■ **TO BE DONE**: Each line from the one that contains "Parse this screenshot: output" to the end of the material must be quoted exactly; include both end lines and nothing else.

■ **PROVIDED INFORMATION**:
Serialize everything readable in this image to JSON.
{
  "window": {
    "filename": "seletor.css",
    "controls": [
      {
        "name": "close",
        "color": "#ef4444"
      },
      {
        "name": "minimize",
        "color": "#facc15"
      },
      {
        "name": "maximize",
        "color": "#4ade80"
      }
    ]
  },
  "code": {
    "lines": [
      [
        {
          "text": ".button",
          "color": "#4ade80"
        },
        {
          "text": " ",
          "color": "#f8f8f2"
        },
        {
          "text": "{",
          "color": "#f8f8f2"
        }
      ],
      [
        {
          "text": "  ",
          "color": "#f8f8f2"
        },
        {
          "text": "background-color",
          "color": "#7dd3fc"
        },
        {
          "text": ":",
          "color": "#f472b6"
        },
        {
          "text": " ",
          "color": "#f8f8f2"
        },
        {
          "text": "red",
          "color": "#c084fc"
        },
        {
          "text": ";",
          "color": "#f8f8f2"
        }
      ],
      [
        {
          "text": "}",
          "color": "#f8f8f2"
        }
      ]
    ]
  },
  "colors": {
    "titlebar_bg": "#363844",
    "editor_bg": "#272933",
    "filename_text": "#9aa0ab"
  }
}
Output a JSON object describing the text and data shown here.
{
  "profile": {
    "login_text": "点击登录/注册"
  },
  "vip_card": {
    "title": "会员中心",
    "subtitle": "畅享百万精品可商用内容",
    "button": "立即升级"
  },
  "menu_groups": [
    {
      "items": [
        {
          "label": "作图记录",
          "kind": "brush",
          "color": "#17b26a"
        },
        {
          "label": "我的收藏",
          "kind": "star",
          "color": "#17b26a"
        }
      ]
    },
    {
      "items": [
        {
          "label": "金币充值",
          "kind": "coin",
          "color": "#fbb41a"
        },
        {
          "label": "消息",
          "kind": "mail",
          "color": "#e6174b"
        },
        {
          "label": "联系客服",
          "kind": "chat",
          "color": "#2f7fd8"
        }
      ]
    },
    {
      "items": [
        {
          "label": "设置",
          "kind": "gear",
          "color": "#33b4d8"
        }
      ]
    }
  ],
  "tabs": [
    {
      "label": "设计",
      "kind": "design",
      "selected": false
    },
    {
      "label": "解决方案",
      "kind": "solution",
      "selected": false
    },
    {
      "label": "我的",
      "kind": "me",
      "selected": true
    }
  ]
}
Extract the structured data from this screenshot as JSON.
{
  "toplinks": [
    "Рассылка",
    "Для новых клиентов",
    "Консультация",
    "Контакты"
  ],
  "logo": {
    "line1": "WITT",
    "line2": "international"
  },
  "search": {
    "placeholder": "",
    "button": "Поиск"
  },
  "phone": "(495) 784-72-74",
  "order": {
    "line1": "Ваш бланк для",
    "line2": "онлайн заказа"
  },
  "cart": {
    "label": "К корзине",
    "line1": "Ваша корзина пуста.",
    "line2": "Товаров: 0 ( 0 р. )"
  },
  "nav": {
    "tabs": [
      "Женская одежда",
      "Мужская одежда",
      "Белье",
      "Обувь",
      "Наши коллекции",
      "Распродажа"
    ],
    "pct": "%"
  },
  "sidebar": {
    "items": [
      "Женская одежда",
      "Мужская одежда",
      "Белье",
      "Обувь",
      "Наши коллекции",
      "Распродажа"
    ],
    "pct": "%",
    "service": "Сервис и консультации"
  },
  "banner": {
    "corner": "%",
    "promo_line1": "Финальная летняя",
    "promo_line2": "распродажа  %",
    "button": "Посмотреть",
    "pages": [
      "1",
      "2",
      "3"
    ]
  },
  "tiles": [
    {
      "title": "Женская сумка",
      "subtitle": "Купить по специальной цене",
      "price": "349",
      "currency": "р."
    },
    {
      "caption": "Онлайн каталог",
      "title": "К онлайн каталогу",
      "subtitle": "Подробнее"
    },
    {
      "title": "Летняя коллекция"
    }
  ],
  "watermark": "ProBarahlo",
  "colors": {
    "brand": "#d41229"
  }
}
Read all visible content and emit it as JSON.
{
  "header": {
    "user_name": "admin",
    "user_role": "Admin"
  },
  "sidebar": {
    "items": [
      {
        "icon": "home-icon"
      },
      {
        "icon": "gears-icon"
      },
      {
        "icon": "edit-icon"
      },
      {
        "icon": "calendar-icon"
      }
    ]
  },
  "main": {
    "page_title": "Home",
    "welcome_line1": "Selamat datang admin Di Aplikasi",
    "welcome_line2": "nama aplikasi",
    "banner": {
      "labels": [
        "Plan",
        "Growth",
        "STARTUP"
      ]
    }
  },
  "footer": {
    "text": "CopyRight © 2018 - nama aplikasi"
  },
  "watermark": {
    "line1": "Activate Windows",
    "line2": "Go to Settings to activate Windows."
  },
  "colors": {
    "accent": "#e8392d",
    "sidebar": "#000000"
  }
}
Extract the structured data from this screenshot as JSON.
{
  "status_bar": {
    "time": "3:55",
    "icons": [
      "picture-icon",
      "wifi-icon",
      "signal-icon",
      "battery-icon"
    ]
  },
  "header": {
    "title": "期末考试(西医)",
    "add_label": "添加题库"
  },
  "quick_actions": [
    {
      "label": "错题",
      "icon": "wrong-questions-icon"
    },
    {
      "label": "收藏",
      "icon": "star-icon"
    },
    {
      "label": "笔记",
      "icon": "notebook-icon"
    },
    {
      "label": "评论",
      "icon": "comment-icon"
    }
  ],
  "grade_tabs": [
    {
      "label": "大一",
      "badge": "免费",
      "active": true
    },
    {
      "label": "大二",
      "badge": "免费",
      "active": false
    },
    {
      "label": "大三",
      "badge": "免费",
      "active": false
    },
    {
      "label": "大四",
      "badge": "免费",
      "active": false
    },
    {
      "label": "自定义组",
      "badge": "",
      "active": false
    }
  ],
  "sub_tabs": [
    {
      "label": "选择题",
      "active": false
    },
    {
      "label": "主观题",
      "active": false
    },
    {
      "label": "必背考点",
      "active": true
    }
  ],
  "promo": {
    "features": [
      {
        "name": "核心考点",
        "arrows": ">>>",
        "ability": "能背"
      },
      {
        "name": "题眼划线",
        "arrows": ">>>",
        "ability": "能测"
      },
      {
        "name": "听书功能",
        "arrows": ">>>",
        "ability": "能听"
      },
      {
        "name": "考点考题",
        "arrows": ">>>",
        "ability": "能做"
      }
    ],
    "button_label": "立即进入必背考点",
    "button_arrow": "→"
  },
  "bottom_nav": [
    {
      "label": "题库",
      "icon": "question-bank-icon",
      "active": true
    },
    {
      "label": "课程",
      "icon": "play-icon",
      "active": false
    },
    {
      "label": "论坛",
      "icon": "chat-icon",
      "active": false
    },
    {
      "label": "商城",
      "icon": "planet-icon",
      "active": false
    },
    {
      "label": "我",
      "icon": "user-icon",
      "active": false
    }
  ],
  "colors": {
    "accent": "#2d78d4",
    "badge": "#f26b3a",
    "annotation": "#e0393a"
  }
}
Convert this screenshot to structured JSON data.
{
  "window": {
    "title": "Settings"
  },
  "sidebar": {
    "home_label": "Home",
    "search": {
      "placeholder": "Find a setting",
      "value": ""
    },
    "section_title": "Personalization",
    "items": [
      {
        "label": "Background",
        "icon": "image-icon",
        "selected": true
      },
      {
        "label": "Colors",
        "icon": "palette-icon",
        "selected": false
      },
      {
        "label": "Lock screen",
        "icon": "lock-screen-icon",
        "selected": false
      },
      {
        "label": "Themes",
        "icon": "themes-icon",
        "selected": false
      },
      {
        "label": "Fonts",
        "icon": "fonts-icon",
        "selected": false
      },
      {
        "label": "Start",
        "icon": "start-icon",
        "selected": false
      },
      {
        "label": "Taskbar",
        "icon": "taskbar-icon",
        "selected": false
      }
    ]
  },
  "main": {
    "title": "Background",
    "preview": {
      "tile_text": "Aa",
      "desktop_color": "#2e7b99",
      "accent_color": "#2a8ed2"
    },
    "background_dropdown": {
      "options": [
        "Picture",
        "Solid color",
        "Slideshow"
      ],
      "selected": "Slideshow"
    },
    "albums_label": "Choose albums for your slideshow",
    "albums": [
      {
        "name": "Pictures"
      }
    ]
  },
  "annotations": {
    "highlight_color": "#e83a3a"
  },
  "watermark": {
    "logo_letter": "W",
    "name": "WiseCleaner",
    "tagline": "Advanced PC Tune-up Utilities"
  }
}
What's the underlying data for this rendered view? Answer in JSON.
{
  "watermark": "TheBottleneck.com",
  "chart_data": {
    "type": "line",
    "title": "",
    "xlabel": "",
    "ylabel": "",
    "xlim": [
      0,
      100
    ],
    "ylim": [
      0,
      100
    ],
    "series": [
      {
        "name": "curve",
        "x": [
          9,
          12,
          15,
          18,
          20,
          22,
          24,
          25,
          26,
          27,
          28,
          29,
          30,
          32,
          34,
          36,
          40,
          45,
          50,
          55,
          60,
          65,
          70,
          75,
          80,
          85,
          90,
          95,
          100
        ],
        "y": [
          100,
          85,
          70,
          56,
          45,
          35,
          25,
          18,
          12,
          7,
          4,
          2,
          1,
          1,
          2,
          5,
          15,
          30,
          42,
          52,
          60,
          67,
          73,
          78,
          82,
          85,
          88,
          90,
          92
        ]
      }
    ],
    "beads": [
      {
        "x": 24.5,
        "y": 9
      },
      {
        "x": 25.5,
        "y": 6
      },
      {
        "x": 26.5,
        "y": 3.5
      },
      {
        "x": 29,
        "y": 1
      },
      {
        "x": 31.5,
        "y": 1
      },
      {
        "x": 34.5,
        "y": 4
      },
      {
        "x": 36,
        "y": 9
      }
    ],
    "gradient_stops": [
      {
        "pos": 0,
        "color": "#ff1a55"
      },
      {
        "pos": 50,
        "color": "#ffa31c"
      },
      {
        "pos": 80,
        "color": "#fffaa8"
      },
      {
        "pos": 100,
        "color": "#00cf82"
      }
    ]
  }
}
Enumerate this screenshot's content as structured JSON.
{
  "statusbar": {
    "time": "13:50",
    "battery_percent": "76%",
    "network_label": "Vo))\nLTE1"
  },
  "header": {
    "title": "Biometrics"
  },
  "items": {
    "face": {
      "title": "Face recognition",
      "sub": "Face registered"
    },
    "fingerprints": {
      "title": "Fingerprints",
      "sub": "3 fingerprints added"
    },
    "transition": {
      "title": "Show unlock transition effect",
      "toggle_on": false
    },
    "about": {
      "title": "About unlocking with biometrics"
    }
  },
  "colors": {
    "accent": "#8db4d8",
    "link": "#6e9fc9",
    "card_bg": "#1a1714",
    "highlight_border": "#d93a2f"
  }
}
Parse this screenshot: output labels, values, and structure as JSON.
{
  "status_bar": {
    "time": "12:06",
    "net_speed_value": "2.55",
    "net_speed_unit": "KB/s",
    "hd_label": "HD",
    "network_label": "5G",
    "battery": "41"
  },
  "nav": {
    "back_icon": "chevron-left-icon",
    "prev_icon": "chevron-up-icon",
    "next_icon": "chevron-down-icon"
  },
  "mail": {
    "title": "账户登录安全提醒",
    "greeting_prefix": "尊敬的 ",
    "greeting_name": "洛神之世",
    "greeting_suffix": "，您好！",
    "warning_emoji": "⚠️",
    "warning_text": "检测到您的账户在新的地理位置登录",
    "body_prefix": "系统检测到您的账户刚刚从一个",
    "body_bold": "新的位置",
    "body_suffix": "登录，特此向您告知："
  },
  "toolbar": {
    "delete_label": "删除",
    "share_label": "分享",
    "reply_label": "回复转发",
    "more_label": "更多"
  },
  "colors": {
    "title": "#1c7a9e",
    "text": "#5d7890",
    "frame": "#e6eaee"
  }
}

■ **WRITTEN RESPONSE**:
Parse this screenshot: output labels, values, and structure as JSON.
{
  "status_bar": {
    "time": "12:06",
    "net_speed_value": "2.55",
    "net_speed_unit": "KB/s",
    "hd_label": "HD",
    "network_label": "5G",
    "battery": "41"
  },
  "nav": {
    "back_icon": "chevron-left-icon",
    "prev_icon": "chevron-up-icon",
    "next_icon": "chevron-down-icon"
  },
  "mail": {
    "title": "账户登录安全提醒",
    "greeting_prefix": "尊敬的 ",
    "greeting_name": "洛神之世",
    "greeting_suffix": "，您好！",
    "warning_emoji": "⚠️",
    "warning_text": "检测到您的账户在新的地理位置登录",
    "body_prefix": "系统检测到您的账户刚刚从一个",
    "body_bold": "新的位置",
    "body_suffix": "登录，特此向您告知："
  },
  "toolbar": {
    "delete_label": "删除",
    "share_label": "分享",
    "reply_label": "回复转发",
    "more_label": "更多"
  },
  "colors": {
    "title": "#1c7a9e",
    "text": "#5d7890",
    "frame": "#e6eaee"
  }
}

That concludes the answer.